GIVEN EXERCISE: Please rewrite the material below, swapping "screenshot" for "image" everywhere and keeping everything else the same. Leave the pictures out of your answer.

----

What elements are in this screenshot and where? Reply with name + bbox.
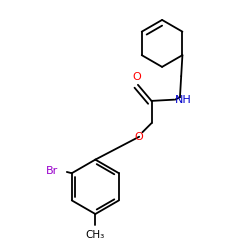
Text: NH: NH [174,95,191,105]
Text: O: O [135,132,143,142]
Text: CH₃: CH₃ [86,230,105,239]
Text: Br: Br [46,166,58,176]
Text: O: O [132,72,141,82]
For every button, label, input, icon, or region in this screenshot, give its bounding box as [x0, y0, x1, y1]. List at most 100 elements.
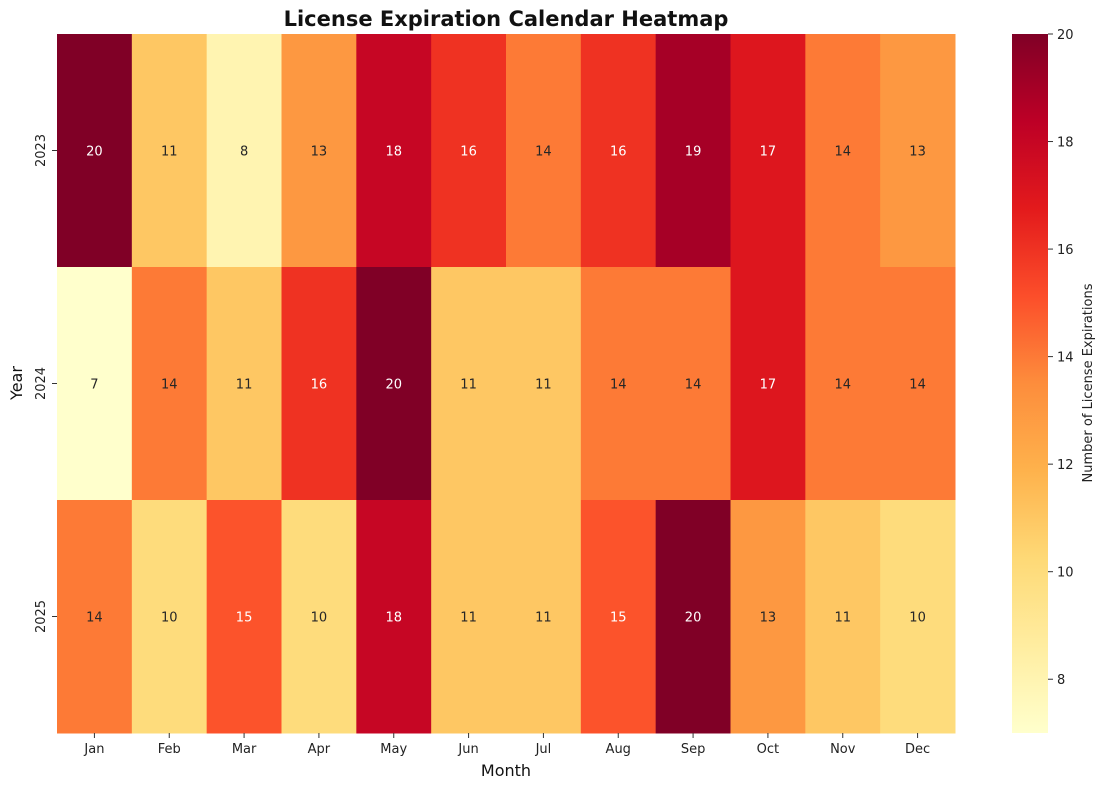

----

TASK ANSWER:
What elements are in this image and where? Reply with name + bbox.
Text: NH: NH [174,95,191,105]
Text: O: O [135,132,143,142]
Text: CH₃: CH₃ [86,230,105,239]
Text: Br: Br [46,166,58,176]
Text: O: O [132,72,141,82]
For every button, label, input, icon, or region in this image, give its bounding box as [x0, y0, x1, y1]. List at most 100 elements.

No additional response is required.